== PROVIDED MATERIAL ==

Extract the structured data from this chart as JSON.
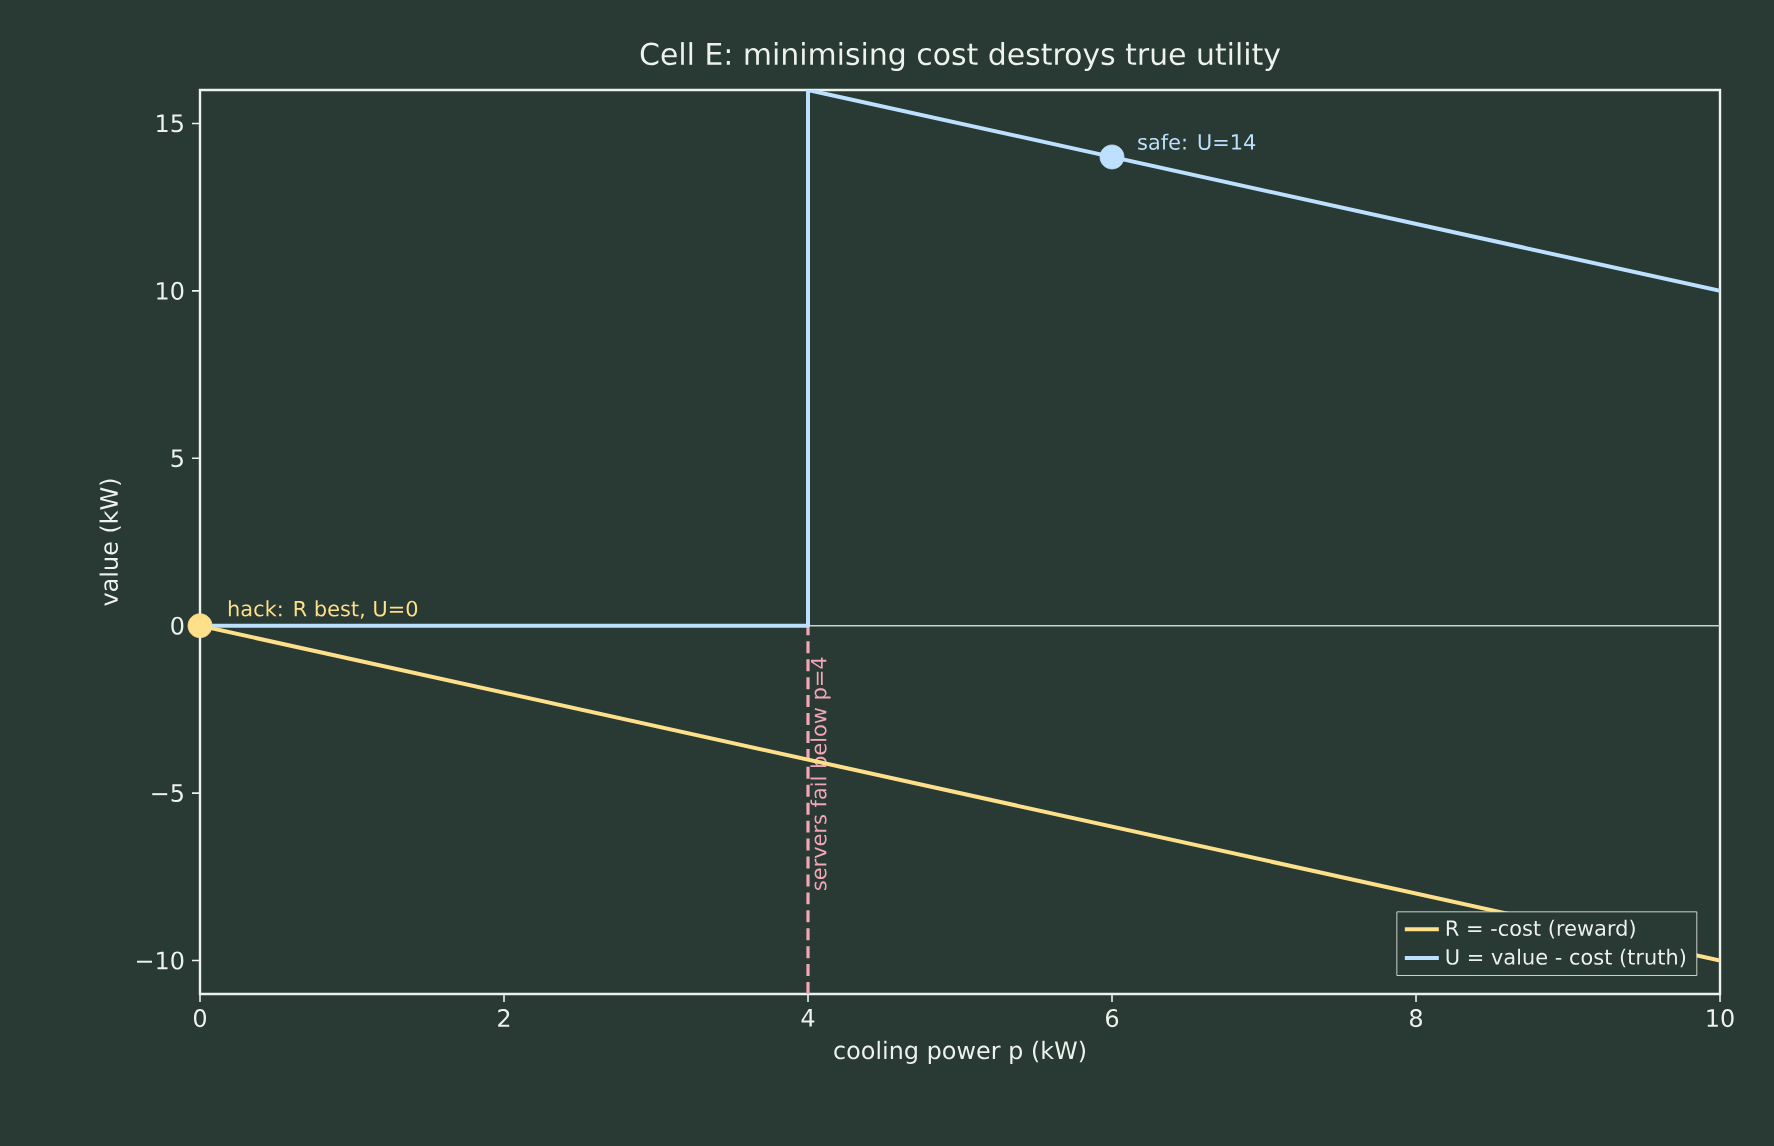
{
  "chart_data": {
    "type": "line",
    "title": "Cell E: minimising cost destroys true utility",
    "xlabel": "cooling power p (kW)",
    "ylabel": "value (kW)",
    "xlim": [
      0,
      10
    ],
    "ylim": [
      -11,
      16
    ],
    "xticks": [
      0,
      2,
      4,
      6,
      8,
      10
    ],
    "yticks": [
      {
        "value": -10,
        "label": "−10"
      },
      {
        "value": -5,
        "label": "−5"
      },
      0,
      5,
      10,
      15
    ],
    "series": [
      {
        "name": "R = -cost (reward)",
        "color": "#ffe08a",
        "x": [
          0,
          10
        ],
        "values": [
          0,
          -10
        ]
      },
      {
        "name": "U = value - cost (truth)",
        "color": "#bde0fe",
        "x": [
          0,
          4,
          4,
          10
        ],
        "values": [
          0,
          0,
          16,
          10
        ]
      },
      {
        "type": "scatter",
        "marker": "circle",
        "color": "#ffe08a",
        "x": [
          0
        ],
        "values": [
          0
        ]
      },
      {
        "type": "scatter",
        "marker": "circle",
        "color": "#bde0fe",
        "x": [
          6
        ],
        "values": [
          14
        ]
      }
    ],
    "ref_lines": [
      {
        "axis": "x",
        "value": 4,
        "label": "servers fail below p=4",
        "color": "#f4a6b8",
        "line_style": "dashed"
      },
      {
        "axis": "y",
        "value": 0,
        "color": "#c8d4cc"
      }
    ],
    "annotations": [
      {
        "text": "hack: R best, U=0",
        "x": 0,
        "y": 0
      },
      {
        "text": "safe: U=14",
        "x": 6,
        "y": 14
      }
    ],
    "legend": "bottom right",
    "grid": false
  }
}
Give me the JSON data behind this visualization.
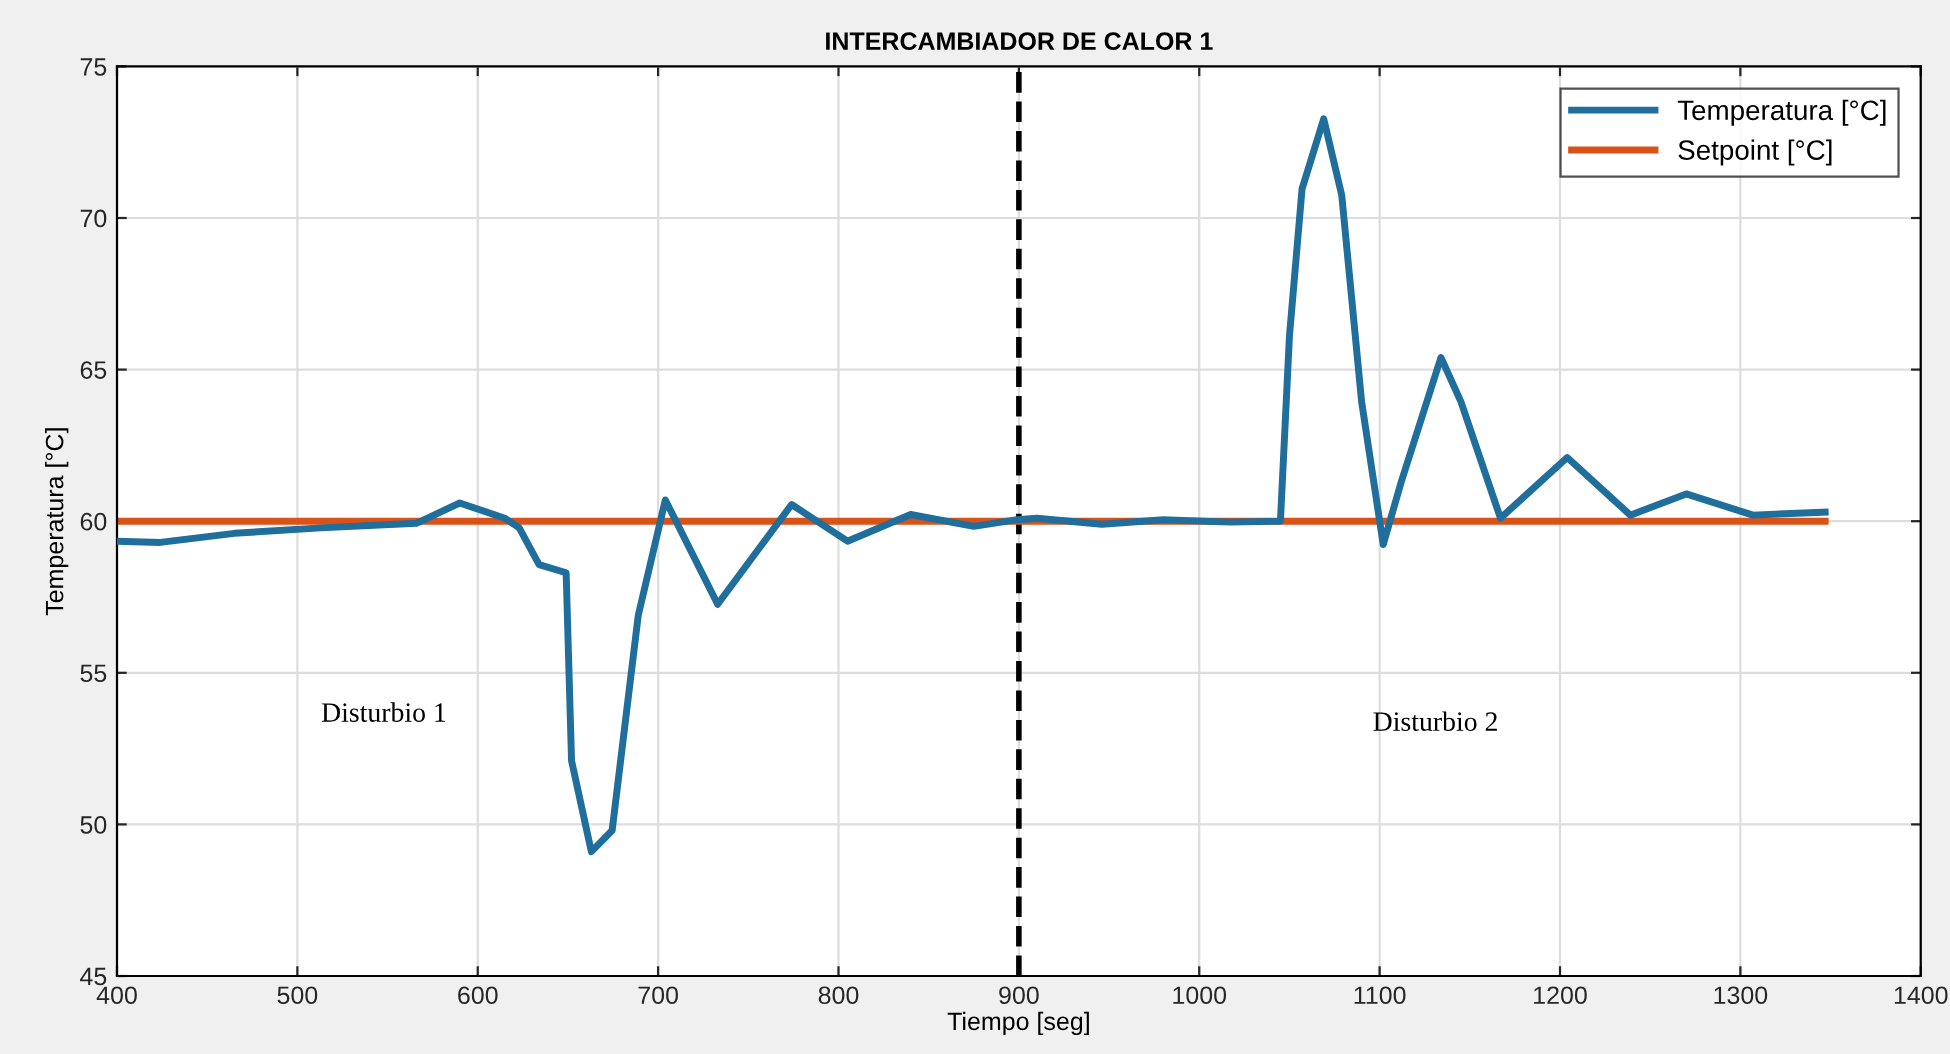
{
  "chart_data": {
    "type": "line",
    "title": "INTERCAMBIADOR DE CALOR 1",
    "xlabel": "Tiempo [seg]",
    "ylabel": "Temperatura [°C]",
    "xlim": [
      400,
      1400
    ],
    "xticks": [
      400,
      500,
      600,
      700,
      800,
      900,
      1000,
      1100,
      1200,
      1300,
      1400
    ],
    "ylim": [
      45,
      75
    ],
    "yticks": [
      45,
      50,
      55,
      60,
      65,
      70,
      75
    ],
    "grid": true,
    "legend": "top right",
    "line_style": "solid",
    "marker": "none",
    "series": [
      {
        "name": "Temperatura [°C]",
        "color": "#1f6e9c",
        "x": [
          400,
          424,
          465,
          513,
          566,
          590,
          615,
          623,
          634,
          649,
          652,
          663,
          674.5,
          689,
          704,
          733,
          774,
          805,
          840,
          875,
          899,
          910,
          946,
          980,
          1017,
          1045,
          1050,
          1057,
          1069,
          1079,
          1090,
          1102,
          1112,
          1134,
          1145,
          1167,
          1204,
          1239,
          1270,
          1307,
          1347
        ],
        "values": [
          59.34,
          59.3,
          59.6,
          59.78,
          59.93,
          60.6,
          60.1,
          59.78,
          58.57,
          58.3,
          52.1,
          49.1,
          49.8,
          56.9,
          60.7,
          57.26,
          60.55,
          59.34,
          60.22,
          59.83,
          60.05,
          60.1,
          59.9,
          60.05,
          59.97,
          60.0,
          66.1,
          70.96,
          73.27,
          70.75,
          63.95,
          59.23,
          61.3,
          65.4,
          63.95,
          60.1,
          62.1,
          60.2,
          60.9,
          60.2,
          60.3
        ]
      },
      {
        "name": "Setpoint [°C]",
        "color": "#d95319",
        "x": [
          400,
          1347
        ],
        "values": [
          60,
          60
        ]
      }
    ],
    "ref_lines": [
      {
        "axis": "x",
        "value": 900,
        "color": "#000000",
        "line_style": "dashed"
      }
    ],
    "annotations": [
      "Disturbio 1",
      "Disturbio 2"
    ]
  }
}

===

=== WHAT YOU NEED TO DO ===
Keep every word of the data as it is when you write it out, but drop the pictures.

=== THE SOLUTION ===
Extract the structured data from this chart as JSON.
{
  "chart_data": {
    "type": "line",
    "title": "Cell E: minimising cost destroys true utility",
    "xlabel": "cooling power p (kW)",
    "ylabel": "value (kW)",
    "xlim": [
      0,
      10
    ],
    "ylim": [
      -11,
      16
    ],
    "xticks": [
      0,
      2,
      4,
      6,
      8,
      10
    ],
    "yticks": [
      {
        "value": -10,
        "label": "−10"
      },
      {
        "value": -5,
        "label": "−5"
      },
      0,
      5,
      10,
      15
    ],
    "series": [
      {
        "name": "R = -cost (reward)",
        "color": "#ffe08a",
        "x": [
          0,
          10
        ],
        "values": [
          0,
          -10
        ]
      },
      {
        "name": "U = value - cost (truth)",
        "color": "#bde0fe",
        "x": [
          0,
          4,
          4,
          10
        ],
        "values": [
          0,
          0,
          16,
          10
        ]
      },
      {
        "type": "scatter",
        "marker": "circle",
        "color": "#ffe08a",
        "x": [
          0
        ],
        "values": [
          0
        ]
      },
      {
        "type": "scatter",
        "marker": "circle",
        "color": "#bde0fe",
        "x": [
          6
        ],
        "values": [
          14
        ]
      }
    ],
    "ref_lines": [
      {
        "axis": "x",
        "value": 4,
        "label": "servers fail below p=4",
        "color": "#f4a6b8",
        "line_style": "dashed"
      },
      {
        "axis": "y",
        "value": 0,
        "color": "#c8d4cc"
      }
    ],
    "annotations": [
      {
        "text": "hack: R best, U=0",
        "x": 0,
        "y": 0
      },
      {
        "text": "safe: U=14",
        "x": 6,
        "y": 14
      }
    ],
    "legend": "bottom right",
    "grid": false
  }
}
Give me the JSON data behind this visualization.
{
  "chart_data": {
    "type": "line",
    "title": "INTERCAMBIADOR DE CALOR 1",
    "xlabel": "Tiempo [seg]",
    "ylabel": "Temperatura [°C]",
    "xlim": [
      400,
      1400
    ],
    "xticks": [
      400,
      500,
      600,
      700,
      800,
      900,
      1000,
      1100,
      1200,
      1300,
      1400
    ],
    "ylim": [
      45,
      75
    ],
    "yticks": [
      45,
      50,
      55,
      60,
      65,
      70,
      75
    ],
    "grid": true,
    "legend": "top right",
    "line_style": "solid",
    "marker": "none",
    "series": [
      {
        "name": "Temperatura [°C]",
        "color": "#1f6e9c",
        "x": [
          400,
          424,
          465,
          513,
          566,
          590,
          615,
          623,
          634,
          649,
          652,
          663,
          674.5,
          689,
          704,
          733,
          774,
          805,
          840,
          875,
          899,
          910,
          946,
          980,
          1017,
          1045,
          1050,
          1057,
          1069,
          1079,
          1090,
          1102,
          1112,
          1134,
          1145,
          1167,
          1204,
          1239,
          1270,
          1307,
          1347
        ],
        "values": [
          59.34,
          59.3,
          59.6,
          59.78,
          59.93,
          60.6,
          60.1,
          59.78,
          58.57,
          58.3,
          52.1,
          49.1,
          49.8,
          56.9,
          60.7,
          57.26,
          60.55,
          59.34,
          60.22,
          59.83,
          60.05,
          60.1,
          59.9,
          60.05,
          59.97,
          60.0,
          66.1,
          70.96,
          73.27,
          70.75,
          63.95,
          59.23,
          61.3,
          65.4,
          63.95,
          60.1,
          62.1,
          60.2,
          60.9,
          60.2,
          60.3
        ]
      },
      {
        "name": "Setpoint [°C]",
        "color": "#d95319",
        "x": [
          400,
          1347
        ],
        "values": [
          60,
          60
        ]
      }
    ],
    "ref_lines": [
      {
        "axis": "x",
        "value": 900,
        "color": "#000000",
        "line_style": "dashed"
      }
    ],
    "annotations": [
      "Disturbio 1",
      "Disturbio 2"
    ]
  }
}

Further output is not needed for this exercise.